[EXERCISE DIRECTIONS]
Look through the listing below and report how many lines contain "있습니다", as a bare number.

====== DATA FOR THIS EXERCISE ======

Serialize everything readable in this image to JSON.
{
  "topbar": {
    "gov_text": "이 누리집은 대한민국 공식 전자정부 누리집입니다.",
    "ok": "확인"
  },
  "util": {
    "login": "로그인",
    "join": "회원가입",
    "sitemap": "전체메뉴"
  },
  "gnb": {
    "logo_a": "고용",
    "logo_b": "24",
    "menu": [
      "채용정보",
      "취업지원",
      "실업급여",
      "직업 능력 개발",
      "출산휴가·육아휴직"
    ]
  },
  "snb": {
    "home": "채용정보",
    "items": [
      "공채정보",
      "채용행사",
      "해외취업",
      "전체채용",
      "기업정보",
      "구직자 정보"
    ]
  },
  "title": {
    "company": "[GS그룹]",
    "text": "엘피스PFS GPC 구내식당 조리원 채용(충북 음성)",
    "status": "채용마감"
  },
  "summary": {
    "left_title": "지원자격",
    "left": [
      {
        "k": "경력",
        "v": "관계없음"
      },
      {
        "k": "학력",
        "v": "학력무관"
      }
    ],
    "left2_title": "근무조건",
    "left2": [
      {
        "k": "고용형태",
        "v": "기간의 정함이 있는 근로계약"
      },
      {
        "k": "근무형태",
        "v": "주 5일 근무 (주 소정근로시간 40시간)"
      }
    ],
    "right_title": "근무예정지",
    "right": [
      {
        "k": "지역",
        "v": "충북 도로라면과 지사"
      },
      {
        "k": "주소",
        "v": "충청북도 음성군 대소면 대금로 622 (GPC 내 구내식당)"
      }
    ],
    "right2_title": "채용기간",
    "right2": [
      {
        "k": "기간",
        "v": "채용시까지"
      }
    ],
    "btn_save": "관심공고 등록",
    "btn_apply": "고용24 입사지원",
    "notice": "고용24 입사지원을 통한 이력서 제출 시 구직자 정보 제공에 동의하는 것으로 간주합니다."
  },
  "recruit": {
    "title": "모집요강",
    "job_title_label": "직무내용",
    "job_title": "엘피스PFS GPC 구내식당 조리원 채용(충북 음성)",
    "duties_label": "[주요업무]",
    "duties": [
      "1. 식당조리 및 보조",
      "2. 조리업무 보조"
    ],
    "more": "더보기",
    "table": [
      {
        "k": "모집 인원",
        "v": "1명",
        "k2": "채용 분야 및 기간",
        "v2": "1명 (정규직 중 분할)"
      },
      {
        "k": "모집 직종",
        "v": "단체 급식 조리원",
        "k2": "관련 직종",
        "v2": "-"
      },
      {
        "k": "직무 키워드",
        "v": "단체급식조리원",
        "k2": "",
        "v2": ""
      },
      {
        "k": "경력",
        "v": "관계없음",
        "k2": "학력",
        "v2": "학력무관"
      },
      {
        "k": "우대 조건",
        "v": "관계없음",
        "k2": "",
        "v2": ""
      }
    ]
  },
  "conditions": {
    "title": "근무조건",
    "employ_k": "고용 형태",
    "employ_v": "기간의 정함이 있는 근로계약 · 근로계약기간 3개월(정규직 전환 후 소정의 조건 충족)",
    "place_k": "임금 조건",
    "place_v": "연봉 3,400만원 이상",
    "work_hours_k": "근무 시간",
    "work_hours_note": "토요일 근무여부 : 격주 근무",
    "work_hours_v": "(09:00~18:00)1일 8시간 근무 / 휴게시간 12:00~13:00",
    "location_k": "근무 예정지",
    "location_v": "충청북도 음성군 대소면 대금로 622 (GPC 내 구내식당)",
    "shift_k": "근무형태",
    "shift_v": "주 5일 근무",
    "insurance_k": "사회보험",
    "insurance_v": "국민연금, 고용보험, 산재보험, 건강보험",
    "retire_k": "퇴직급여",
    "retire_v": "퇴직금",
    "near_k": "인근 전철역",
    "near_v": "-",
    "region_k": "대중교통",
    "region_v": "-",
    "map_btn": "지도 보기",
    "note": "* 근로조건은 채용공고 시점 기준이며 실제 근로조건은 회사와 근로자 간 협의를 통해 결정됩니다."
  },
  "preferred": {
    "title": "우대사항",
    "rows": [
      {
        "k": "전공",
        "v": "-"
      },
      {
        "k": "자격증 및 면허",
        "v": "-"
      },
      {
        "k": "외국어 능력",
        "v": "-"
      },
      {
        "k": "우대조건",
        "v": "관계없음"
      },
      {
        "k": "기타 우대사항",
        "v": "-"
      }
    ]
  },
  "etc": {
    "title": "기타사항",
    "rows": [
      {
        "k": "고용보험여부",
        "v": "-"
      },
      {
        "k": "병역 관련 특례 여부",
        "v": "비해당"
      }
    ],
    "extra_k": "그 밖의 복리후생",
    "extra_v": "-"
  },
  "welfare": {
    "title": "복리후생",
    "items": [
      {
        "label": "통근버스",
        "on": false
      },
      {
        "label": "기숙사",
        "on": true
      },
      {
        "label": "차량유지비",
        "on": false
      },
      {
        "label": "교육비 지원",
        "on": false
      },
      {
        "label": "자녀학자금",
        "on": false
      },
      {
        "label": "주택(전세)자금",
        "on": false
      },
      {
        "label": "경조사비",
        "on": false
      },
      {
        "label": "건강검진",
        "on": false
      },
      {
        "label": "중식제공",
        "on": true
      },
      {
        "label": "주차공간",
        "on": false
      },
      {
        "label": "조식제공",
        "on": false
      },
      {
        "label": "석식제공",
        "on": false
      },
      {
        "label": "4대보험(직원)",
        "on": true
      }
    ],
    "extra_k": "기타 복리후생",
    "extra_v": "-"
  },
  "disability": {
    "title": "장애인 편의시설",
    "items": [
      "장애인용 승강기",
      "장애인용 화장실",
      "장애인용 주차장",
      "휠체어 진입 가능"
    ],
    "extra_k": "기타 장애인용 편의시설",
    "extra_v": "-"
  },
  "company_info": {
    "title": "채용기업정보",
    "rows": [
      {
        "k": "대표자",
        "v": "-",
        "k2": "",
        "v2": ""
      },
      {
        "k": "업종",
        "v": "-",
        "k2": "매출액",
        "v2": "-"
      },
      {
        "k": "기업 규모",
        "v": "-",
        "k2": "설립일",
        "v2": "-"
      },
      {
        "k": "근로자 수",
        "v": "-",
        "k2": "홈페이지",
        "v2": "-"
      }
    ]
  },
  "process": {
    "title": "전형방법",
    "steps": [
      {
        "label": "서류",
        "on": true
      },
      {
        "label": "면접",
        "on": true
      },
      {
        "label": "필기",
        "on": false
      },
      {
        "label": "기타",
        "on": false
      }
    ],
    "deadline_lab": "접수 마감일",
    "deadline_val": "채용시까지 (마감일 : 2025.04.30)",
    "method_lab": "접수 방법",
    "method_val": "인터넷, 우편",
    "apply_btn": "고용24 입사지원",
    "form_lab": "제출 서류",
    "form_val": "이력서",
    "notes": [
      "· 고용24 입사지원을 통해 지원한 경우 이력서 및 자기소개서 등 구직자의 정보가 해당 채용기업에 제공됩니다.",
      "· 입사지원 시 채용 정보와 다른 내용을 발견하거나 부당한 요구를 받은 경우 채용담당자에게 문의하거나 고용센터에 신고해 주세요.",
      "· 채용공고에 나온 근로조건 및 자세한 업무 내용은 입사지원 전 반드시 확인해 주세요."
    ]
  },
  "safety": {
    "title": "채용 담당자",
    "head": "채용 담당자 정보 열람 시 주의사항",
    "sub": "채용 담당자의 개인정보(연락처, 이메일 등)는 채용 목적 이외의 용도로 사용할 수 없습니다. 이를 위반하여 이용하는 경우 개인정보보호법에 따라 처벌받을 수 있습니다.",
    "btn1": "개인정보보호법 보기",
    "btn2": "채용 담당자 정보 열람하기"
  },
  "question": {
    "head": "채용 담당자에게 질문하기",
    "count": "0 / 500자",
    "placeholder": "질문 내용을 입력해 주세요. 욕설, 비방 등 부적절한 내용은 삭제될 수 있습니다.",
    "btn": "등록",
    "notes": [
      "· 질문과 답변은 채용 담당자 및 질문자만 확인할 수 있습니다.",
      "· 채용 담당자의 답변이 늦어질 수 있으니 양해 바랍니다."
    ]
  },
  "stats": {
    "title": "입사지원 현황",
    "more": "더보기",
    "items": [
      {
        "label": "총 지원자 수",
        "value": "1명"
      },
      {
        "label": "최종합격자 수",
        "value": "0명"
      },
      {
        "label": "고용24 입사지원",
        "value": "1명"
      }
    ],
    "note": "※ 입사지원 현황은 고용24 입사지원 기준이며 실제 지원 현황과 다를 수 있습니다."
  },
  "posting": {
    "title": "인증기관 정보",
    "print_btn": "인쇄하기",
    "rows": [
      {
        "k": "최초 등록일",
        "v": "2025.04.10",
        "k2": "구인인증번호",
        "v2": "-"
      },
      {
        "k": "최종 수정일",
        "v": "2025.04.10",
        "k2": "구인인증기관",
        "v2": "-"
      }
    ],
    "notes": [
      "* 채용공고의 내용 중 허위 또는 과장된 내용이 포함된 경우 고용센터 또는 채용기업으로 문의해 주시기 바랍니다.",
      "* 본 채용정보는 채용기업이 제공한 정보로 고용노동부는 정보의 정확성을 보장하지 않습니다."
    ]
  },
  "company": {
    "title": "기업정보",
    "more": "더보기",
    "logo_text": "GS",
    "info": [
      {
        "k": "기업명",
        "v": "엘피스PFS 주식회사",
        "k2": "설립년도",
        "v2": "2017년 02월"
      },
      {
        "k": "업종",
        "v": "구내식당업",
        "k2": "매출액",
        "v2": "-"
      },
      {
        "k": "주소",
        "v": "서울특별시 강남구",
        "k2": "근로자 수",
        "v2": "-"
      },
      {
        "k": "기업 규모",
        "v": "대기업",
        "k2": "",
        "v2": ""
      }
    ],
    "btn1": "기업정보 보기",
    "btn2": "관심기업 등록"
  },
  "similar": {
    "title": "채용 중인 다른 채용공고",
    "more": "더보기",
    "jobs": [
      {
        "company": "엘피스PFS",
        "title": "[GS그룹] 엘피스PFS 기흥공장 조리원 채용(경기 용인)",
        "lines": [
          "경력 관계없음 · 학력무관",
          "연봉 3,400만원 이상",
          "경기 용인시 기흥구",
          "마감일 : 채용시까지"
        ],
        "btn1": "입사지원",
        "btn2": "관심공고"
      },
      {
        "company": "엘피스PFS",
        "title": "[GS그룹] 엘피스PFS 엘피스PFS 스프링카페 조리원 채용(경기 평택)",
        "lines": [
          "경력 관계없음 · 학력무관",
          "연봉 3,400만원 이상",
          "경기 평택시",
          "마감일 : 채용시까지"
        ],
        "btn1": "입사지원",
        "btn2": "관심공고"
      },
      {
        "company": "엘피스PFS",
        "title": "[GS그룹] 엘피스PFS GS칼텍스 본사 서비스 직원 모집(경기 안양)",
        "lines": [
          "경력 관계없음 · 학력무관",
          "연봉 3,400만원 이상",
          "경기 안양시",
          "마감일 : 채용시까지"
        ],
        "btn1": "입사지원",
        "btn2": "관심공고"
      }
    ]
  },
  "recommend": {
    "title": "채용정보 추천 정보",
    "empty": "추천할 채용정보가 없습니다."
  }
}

======

[OUTPUT BELOW]
4